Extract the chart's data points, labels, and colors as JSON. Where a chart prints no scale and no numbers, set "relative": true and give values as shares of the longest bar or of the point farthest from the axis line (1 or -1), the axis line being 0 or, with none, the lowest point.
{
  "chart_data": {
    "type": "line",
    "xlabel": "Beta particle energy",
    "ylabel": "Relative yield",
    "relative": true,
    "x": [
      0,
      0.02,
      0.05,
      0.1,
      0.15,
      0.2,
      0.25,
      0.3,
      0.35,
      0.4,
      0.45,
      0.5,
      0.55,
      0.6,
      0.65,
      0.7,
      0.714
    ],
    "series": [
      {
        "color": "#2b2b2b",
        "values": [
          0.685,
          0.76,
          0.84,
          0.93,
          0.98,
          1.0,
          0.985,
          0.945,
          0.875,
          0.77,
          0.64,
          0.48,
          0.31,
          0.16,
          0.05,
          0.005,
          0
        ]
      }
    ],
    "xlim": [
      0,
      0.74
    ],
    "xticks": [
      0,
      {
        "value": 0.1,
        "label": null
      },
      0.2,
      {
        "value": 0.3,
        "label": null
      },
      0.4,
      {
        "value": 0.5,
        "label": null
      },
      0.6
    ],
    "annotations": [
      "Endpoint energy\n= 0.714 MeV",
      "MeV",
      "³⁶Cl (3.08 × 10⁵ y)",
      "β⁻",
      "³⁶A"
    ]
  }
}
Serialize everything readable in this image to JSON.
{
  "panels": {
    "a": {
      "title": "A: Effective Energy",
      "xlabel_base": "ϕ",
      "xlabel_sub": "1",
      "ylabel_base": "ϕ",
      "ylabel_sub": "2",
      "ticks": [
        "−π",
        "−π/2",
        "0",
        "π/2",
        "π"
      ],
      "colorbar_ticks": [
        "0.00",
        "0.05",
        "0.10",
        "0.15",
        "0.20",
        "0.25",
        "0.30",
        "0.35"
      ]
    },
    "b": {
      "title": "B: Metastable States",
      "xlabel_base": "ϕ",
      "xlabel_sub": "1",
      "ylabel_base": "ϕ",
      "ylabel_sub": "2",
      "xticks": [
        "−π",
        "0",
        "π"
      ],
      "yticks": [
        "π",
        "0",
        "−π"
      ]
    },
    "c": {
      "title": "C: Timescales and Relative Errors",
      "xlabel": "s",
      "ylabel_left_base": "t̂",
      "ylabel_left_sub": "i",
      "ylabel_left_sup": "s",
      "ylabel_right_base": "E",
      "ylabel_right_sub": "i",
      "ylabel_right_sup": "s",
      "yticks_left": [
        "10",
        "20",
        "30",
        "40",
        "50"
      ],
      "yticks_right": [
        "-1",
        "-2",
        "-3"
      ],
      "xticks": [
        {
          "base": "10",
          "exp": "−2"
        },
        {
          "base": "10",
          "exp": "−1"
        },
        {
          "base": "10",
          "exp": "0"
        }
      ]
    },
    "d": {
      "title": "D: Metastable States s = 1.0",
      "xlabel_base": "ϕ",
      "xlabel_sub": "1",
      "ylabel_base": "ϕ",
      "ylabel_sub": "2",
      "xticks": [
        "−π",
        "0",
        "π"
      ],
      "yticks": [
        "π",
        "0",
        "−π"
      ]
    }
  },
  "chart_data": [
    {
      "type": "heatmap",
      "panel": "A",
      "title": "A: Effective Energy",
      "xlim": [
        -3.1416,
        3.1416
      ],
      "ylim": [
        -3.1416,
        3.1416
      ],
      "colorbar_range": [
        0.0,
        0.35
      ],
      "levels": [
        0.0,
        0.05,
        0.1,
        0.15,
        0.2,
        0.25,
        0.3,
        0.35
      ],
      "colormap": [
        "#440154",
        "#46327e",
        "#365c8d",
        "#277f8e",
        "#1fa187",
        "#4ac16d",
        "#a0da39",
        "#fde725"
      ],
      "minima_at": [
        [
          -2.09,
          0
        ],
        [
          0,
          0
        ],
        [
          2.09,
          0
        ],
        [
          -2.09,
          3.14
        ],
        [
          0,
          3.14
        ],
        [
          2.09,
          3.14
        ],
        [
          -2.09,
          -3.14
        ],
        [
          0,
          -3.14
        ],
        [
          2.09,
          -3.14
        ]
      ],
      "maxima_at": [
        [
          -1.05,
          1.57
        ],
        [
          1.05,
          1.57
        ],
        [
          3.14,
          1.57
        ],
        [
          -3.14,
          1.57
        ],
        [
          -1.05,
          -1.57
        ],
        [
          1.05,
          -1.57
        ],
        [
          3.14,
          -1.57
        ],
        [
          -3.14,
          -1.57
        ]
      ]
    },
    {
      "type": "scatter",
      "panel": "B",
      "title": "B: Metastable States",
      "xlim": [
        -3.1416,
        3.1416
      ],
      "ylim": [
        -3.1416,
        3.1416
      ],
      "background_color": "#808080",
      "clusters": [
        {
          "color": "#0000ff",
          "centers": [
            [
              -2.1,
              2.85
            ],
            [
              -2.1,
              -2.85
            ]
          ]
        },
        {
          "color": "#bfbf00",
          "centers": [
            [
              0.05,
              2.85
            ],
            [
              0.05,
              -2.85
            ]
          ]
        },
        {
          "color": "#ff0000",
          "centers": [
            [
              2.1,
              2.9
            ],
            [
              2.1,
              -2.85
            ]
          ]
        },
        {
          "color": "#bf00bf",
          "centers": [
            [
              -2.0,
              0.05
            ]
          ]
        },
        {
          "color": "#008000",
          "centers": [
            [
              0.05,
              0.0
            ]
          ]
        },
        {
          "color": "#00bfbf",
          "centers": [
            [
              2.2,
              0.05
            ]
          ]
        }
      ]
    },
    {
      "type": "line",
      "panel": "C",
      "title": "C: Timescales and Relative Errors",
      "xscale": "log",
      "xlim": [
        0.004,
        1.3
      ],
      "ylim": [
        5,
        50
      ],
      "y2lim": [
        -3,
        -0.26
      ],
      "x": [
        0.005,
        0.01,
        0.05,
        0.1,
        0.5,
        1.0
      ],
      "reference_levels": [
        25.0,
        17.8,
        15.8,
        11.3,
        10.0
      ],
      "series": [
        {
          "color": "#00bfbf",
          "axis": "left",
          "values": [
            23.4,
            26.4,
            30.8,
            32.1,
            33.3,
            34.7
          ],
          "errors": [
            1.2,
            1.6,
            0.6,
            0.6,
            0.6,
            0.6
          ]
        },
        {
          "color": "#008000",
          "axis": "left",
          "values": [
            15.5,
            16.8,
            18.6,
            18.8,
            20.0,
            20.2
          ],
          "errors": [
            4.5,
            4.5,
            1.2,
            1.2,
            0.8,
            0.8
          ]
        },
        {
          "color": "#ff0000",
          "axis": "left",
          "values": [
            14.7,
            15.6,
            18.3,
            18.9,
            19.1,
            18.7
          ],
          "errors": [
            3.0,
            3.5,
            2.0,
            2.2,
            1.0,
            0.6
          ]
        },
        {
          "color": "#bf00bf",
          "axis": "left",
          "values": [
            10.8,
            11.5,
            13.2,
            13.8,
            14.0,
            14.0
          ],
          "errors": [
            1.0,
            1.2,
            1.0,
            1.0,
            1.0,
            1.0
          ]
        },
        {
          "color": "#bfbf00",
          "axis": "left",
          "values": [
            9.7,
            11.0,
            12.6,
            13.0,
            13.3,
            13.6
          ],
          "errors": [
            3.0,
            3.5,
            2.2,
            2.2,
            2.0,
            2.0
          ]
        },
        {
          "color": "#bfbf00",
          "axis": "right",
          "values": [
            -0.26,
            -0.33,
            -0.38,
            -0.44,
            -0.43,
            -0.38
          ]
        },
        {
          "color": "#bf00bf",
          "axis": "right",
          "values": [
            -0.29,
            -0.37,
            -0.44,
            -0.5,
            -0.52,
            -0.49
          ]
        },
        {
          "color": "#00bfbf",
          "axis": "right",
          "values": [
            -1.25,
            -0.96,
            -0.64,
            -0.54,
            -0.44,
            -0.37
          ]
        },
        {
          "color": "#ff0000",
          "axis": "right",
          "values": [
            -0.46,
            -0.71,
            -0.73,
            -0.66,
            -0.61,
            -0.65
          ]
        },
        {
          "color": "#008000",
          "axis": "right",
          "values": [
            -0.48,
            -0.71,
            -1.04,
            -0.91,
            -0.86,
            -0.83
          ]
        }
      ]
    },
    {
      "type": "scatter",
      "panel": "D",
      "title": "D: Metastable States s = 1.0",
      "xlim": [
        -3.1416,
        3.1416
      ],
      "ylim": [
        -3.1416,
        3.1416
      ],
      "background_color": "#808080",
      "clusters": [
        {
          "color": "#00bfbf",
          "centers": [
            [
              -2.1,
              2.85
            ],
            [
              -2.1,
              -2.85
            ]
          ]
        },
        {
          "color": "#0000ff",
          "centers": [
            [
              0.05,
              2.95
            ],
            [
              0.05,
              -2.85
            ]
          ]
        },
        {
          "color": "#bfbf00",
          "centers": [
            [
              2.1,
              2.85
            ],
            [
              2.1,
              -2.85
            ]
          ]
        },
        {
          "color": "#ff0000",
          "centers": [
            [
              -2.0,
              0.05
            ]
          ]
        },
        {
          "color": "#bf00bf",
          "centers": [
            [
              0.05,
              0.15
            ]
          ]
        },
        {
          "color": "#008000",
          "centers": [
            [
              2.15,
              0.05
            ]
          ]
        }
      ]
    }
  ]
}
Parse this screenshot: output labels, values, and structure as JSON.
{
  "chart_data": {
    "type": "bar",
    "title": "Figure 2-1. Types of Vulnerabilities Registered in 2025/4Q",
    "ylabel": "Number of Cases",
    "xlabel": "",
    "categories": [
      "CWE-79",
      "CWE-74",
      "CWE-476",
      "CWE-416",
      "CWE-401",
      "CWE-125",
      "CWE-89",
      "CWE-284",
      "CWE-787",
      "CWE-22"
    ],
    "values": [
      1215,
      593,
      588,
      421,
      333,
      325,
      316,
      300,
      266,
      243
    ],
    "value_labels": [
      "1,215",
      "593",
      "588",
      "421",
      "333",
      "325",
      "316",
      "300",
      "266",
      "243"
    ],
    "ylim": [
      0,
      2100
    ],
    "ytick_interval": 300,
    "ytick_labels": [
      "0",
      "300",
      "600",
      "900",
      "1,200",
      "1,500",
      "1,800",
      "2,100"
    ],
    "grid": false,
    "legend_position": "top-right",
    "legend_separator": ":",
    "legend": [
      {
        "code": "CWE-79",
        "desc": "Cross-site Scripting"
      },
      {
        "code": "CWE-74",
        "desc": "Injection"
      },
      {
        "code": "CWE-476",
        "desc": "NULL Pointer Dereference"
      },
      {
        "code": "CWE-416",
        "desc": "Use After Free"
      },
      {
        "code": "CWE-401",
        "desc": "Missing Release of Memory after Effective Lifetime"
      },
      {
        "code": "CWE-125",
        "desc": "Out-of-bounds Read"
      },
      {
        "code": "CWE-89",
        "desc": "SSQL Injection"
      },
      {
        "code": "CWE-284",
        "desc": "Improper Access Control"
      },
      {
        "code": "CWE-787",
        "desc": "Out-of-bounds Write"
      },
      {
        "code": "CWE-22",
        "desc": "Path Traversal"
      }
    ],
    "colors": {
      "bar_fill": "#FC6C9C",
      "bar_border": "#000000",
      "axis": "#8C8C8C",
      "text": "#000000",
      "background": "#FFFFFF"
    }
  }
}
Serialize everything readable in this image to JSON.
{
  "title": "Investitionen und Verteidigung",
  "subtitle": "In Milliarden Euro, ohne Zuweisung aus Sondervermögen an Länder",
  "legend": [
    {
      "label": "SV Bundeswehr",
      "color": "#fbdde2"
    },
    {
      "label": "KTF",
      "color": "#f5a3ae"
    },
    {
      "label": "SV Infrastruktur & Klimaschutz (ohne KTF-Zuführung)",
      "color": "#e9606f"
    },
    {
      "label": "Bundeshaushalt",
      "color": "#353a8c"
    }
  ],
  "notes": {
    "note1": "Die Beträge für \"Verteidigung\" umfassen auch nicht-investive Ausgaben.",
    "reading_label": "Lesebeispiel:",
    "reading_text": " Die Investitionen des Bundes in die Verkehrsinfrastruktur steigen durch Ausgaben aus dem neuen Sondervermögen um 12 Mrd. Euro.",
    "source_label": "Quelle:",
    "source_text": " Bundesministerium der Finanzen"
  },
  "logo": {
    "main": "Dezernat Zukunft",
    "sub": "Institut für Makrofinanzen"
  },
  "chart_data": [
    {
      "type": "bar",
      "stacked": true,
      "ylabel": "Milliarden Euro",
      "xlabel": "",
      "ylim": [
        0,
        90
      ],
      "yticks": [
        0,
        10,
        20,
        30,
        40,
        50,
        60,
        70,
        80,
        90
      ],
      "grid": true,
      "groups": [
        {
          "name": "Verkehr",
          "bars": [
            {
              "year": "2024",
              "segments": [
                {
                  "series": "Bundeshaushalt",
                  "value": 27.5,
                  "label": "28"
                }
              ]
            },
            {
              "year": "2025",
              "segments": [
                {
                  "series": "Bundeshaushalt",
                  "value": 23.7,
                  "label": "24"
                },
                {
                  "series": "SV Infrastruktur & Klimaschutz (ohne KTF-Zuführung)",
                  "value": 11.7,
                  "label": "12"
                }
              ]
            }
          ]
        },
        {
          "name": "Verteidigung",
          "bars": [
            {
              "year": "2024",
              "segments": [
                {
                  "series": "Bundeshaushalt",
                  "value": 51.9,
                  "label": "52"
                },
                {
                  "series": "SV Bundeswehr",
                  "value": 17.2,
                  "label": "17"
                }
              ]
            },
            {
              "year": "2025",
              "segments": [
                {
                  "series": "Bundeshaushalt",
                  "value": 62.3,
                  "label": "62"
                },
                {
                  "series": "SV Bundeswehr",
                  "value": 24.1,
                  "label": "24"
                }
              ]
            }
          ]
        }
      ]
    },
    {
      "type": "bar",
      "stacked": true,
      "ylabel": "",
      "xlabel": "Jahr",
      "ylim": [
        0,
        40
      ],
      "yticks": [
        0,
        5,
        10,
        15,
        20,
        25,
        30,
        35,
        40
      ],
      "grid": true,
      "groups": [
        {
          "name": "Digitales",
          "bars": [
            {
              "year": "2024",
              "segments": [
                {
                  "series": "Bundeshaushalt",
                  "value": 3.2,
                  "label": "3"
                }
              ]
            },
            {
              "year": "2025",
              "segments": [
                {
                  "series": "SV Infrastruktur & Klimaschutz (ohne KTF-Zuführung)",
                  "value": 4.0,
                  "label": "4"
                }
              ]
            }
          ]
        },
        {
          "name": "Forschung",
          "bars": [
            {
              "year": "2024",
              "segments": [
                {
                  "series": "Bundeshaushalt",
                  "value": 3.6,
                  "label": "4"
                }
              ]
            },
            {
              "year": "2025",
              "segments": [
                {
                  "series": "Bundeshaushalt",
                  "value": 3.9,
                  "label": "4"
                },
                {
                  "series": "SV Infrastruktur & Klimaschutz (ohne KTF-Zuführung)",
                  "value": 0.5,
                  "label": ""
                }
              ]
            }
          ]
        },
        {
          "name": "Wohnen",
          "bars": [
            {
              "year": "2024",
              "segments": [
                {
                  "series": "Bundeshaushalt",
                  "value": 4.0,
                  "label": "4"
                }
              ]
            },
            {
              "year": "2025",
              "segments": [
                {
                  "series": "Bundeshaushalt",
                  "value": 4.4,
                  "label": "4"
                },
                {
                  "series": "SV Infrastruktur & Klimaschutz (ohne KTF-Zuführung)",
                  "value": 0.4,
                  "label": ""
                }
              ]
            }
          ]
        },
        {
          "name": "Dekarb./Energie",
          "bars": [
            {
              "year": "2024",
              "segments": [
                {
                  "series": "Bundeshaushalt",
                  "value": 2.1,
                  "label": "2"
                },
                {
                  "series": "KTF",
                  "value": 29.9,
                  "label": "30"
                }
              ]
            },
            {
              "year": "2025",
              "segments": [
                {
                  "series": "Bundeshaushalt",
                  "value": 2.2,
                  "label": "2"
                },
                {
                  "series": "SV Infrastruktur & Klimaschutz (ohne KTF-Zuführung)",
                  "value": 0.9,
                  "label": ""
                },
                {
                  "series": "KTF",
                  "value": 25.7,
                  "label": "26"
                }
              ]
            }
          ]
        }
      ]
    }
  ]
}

..............................

> WHAT IS REQUIRED: Find each line holding the string "desc" and copy it out.

> FULL ANSWER:
        "desc": "Cross-site Scripting"
        "desc": "Injection"
        "desc": "NULL Pointer Dereference"
        "desc": "Use After Free"
        "desc": "Missing Release of Memory after Effective Lifetime"
        "desc": "Out-of-bounds Read"
        "desc": "SSQL Injection"
        "desc": "Improper Access Control"
        "desc": "Out-of-bounds Write"
        "desc": "Path Traversal"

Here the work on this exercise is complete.